──────── Data to process
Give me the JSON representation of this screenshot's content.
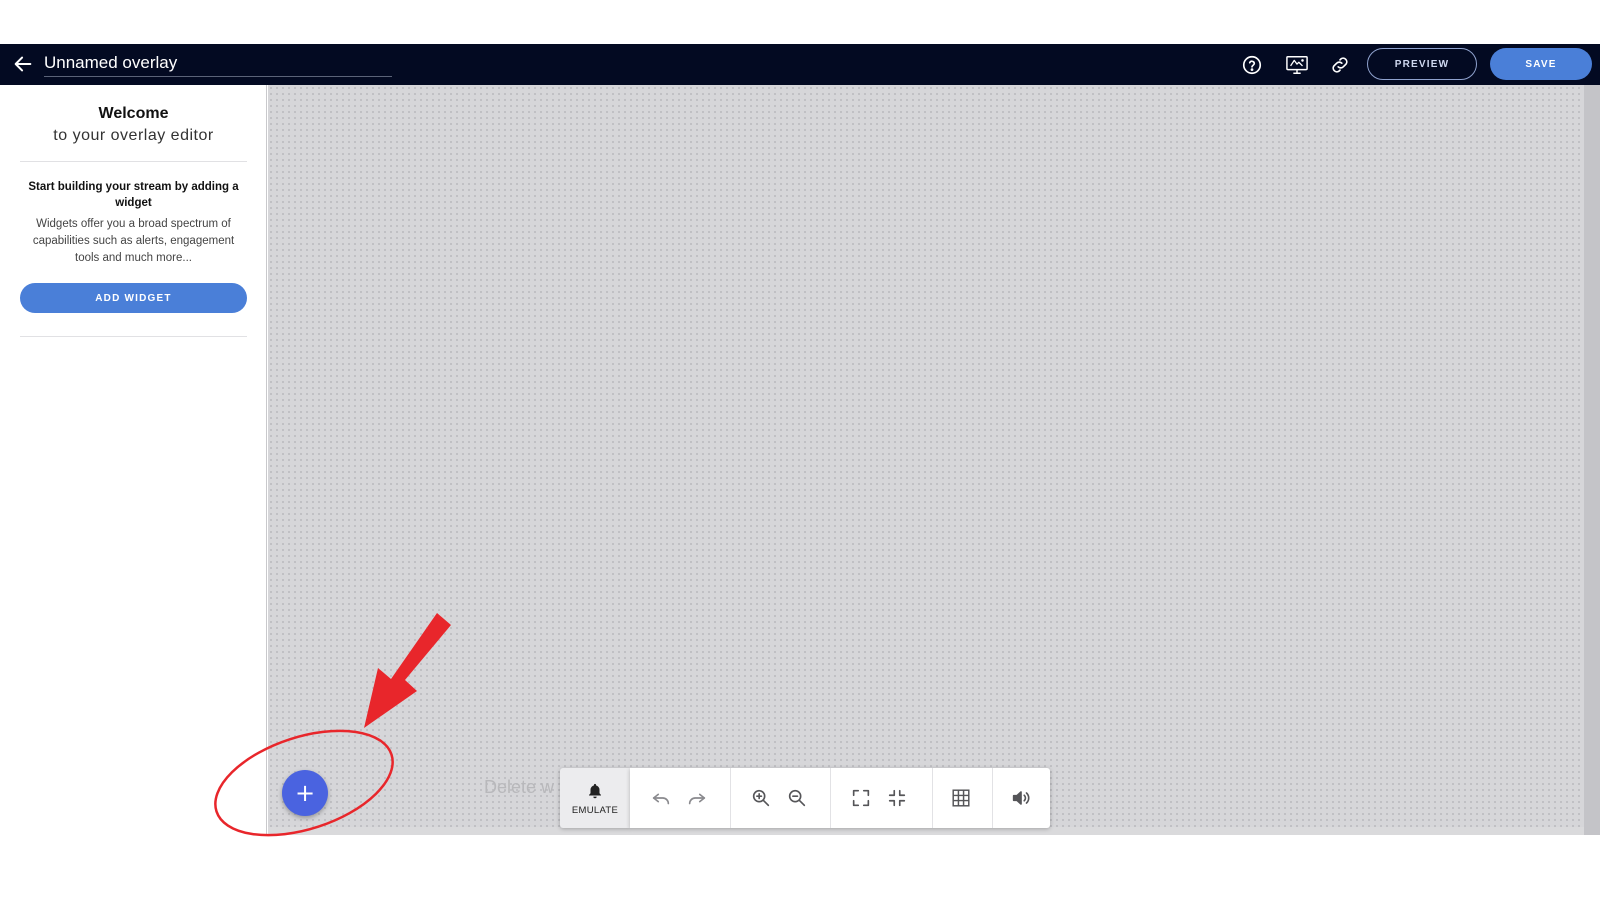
{
  "header": {
    "overlay_name": "Unnamed overlay",
    "preview_label": "PREVIEW",
    "save_label": "SAVE",
    "icons": [
      "back-arrow-icon",
      "help-icon",
      "monitor-icon",
      "link-icon"
    ]
  },
  "sidebar": {
    "welcome_title": "Welcome",
    "welcome_subtitle": "to your overlay editor",
    "start_title": "Start building your stream by adding a widget",
    "start_description": "Widgets offer you a broad spectrum of capabilities such as alerts, engagement tools and much more...",
    "add_widget_label": "ADD WIDGET"
  },
  "canvas": {
    "delete_hint": "Delete w",
    "add_button_label": "+"
  },
  "toolbar": {
    "emulate_label": "EMULATE",
    "tools": [
      "undo-icon",
      "redo-icon",
      "zoom-in-icon",
      "zoom-out-icon",
      "fullscreen-icon",
      "exit-fullscreen-icon",
      "grid-icon",
      "volume-icon"
    ]
  },
  "colors": {
    "header_bg": "#030a22",
    "accent_blue": "#4a7fd8",
    "fab_blue": "#4a63e0",
    "annotation_red": "#e8262b"
  }
}
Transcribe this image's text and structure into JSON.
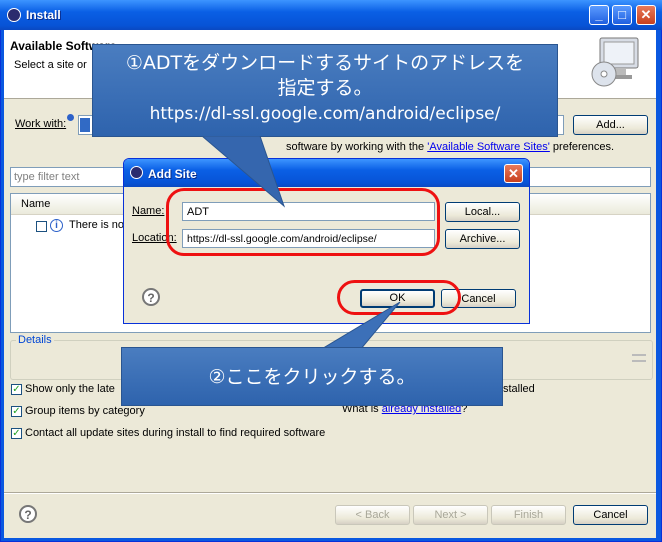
{
  "window": {
    "title": "Install"
  },
  "banner": {
    "title": "Available Software",
    "subtitle": "Select a site or"
  },
  "work_with": {
    "label": "Work with:",
    "add_label": "Add...",
    "hint_tail": "software by working with the",
    "link": "'Available Software Sites'",
    "hint_end": "preferences."
  },
  "filter": {
    "placeholder": "type filter text"
  },
  "table": {
    "column_name": "Name",
    "row_text": "There is no"
  },
  "details": {
    "label": "Details"
  },
  "options": {
    "show_latest": "Show only the late",
    "group_by_category": "Group items by category",
    "contact_sites": "Contact all update sites during install to find required software",
    "hide_installed_tail": "stalled",
    "what_is": "What is",
    "already_installed_link": "already installed",
    "what_is_end": "?"
  },
  "footer": {
    "back": "< Back",
    "next": "Next >",
    "finish": "Finish",
    "cancel": "Cancel"
  },
  "dialog": {
    "title": "Add Site",
    "name_label": "Name:",
    "name_value": "ADT",
    "location_label": "Location:",
    "location_value": "https://dl-ssl.google.com/android/eclipse/",
    "local_button": "Local...",
    "archive_button": "Archive...",
    "ok_button": "OK",
    "cancel_button": "Cancel"
  },
  "callout1": {
    "line1": "①ADTをダウンロードするサイトのアドレスを",
    "line2": "指定する。",
    "line3": "https://dl-ssl.google.com/android/eclipse/"
  },
  "callout2": {
    "text": "②ここをクリックする。"
  },
  "colors": {
    "title_blue": "#0a5fe5",
    "callout_blue": "#3b6fb6",
    "highlight_red": "#ee1111",
    "panel": "#ece9d8"
  }
}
────────────────
# Short task
Where a line in the material contains "https", copy that line.

# Solved exercise
    "location_value": "https://dl-ssl.google.com/android/eclipse/",
    "line3": "https://dl-ssl.google.com/android/eclipse/"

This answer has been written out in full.